[Records]
***
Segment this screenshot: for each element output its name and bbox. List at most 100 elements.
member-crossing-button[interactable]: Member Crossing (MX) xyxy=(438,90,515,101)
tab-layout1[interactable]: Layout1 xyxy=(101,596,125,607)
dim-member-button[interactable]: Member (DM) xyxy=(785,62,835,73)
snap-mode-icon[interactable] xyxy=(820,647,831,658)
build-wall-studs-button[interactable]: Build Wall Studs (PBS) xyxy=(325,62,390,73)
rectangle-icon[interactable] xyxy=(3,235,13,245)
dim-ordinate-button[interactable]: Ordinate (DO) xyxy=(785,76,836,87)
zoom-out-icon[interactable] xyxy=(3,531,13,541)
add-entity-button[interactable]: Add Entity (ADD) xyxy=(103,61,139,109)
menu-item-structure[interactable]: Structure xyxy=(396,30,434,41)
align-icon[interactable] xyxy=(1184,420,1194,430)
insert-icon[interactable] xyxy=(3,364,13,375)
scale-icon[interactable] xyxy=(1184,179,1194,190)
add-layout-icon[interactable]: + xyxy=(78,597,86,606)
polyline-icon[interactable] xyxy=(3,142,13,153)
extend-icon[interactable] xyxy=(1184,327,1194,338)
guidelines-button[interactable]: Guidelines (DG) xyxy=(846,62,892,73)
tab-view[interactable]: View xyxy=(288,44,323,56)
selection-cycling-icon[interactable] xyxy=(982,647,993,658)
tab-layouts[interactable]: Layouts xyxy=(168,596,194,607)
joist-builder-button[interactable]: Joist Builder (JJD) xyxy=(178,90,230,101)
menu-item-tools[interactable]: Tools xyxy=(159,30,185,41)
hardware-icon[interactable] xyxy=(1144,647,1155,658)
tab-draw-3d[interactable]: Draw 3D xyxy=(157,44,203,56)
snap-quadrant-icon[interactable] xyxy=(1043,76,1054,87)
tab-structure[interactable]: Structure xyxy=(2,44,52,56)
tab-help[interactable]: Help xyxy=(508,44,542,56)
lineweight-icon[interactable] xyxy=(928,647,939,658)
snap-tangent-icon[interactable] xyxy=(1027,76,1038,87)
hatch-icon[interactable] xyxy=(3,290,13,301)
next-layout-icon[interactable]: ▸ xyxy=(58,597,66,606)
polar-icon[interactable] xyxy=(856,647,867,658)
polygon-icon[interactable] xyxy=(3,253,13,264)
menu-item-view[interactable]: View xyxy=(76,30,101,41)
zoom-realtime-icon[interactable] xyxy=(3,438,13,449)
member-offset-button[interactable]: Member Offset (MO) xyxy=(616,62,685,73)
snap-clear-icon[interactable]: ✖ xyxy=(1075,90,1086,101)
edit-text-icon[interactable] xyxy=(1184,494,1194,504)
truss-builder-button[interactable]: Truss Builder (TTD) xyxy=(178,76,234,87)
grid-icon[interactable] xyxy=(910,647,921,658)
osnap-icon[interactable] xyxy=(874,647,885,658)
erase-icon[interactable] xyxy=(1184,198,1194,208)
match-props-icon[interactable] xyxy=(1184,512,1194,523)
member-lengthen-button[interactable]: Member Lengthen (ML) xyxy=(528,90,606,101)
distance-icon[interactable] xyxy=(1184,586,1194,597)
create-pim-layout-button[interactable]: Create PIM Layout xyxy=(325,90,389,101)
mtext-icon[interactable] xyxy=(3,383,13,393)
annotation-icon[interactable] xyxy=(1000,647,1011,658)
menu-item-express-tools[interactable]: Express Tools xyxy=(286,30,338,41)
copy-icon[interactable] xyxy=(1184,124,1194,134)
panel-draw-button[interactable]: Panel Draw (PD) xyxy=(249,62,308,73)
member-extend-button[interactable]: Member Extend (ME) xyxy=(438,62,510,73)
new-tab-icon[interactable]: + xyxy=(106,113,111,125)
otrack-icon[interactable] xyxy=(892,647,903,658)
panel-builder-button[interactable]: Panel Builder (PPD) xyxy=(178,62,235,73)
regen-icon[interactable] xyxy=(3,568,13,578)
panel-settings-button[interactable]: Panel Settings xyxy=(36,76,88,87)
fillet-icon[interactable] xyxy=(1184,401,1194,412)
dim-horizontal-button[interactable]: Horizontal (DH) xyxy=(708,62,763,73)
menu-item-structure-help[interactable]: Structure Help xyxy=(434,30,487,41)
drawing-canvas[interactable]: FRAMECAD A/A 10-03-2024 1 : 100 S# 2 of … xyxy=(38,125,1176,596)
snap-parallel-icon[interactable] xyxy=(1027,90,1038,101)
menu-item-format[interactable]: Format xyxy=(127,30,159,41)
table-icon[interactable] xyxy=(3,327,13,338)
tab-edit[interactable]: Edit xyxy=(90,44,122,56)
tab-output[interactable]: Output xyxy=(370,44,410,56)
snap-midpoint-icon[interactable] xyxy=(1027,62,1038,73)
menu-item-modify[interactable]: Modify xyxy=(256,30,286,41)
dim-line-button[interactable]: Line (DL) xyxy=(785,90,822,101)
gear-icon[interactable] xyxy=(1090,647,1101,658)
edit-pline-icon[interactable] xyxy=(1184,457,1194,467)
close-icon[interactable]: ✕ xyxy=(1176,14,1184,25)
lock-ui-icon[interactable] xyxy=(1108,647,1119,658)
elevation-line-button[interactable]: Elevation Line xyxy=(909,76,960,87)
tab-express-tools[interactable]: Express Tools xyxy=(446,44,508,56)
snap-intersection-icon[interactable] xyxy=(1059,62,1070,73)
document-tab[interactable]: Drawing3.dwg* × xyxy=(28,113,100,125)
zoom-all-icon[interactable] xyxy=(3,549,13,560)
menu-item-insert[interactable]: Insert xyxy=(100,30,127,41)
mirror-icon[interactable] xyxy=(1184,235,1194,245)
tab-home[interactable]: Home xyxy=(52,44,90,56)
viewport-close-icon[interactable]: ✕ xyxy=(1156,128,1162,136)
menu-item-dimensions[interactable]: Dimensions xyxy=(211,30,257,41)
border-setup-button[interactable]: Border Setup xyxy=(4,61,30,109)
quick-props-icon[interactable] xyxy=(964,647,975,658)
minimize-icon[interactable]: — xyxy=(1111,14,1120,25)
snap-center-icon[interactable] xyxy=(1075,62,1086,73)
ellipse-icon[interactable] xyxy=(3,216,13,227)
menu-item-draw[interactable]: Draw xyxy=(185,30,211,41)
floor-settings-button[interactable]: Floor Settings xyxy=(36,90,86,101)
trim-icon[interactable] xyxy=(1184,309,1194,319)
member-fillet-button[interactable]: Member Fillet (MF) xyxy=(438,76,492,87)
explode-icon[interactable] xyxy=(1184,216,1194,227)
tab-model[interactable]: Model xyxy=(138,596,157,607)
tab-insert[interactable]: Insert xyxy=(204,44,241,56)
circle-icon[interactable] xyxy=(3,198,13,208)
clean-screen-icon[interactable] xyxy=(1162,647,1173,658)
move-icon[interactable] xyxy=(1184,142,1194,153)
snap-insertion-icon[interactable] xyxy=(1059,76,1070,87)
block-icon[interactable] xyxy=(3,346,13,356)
***
• _Task_
Arrange the lines above as a numbered list, starting at the first line of the records and ending at the line that contains "hatch-icon[interactable] xyxy=(3,290,13,301)", with both of those lines included. Leave out any blank lines.

• _Written answer_
1. Segment this screenshot: for each element output its name and bbox. List at most 100 elements.
2. member-crossing-button[interactable]: Member Crossing (MX) xyxy=(438,90,515,101)
3. tab-layout1[interactable]: Layout1 xyxy=(101,596,125,607)
4. dim-member-button[interactable]: Member (DM) xyxy=(785,62,835,73)
5. snap-mode-icon[interactable] xyxy=(820,647,831,658)
6. build-wall-studs-button[interactable]: Build Wall Studs (PBS) xyxy=(325,62,390,73)
7. rectangle-icon[interactable] xyxy=(3,235,13,245)
8. dim-ordinate-button[interactable]: Ordinate (DO) xyxy=(785,76,836,87)
9. zoom-out-icon[interactable] xyxy=(3,531,13,541)
10. add-entity-button[interactable]: Add Entity (ADD) xyxy=(103,61,139,109)
11. menu-item-structure[interactable]: Structure xyxy=(396,30,434,41)
12. align-icon[interactable] xyxy=(1184,420,1194,430)
13. insert-icon[interactable] xyxy=(3,364,13,375)
14. scale-icon[interactable] xyxy=(1184,179,1194,190)
15. add-layout-icon[interactable]: + xyxy=(78,597,86,606)
16. polyline-icon[interactable] xyxy=(3,142,13,153)
17. extend-icon[interactable] xyxy=(1184,327,1194,338)
18. guidelines-button[interactable]: Guidelines (DG) xyxy=(846,62,892,73)
19. tab-view[interactable]: View xyxy=(288,44,323,56)
20. selection-cycling-icon[interactable] xyxy=(982,647,993,658)
21. tab-layouts[interactable]: Layouts xyxy=(168,596,194,607)
22. joist-builder-button[interactable]: Joist Builder (JJD) xyxy=(178,90,230,101)
23. menu-item-tools[interactable]: Tools xyxy=(159,30,185,41)
24. hardware-icon[interactable] xyxy=(1144,647,1155,658)
25. tab-draw-3d[interactable]: Draw 3D xyxy=(157,44,203,56)
26. snap-quadrant-icon[interactable] xyxy=(1043,76,1054,87)
27. tab-structure[interactable]: Structure xyxy=(2,44,52,56)
28. tab-help[interactable]: Help xyxy=(508,44,542,56)
29. lineweight-icon[interactable] xyxy=(928,647,939,658)
30. snap-tangent-icon[interactable] xyxy=(1027,76,1038,87)
31. hatch-icon[interactable] xyxy=(3,290,13,301)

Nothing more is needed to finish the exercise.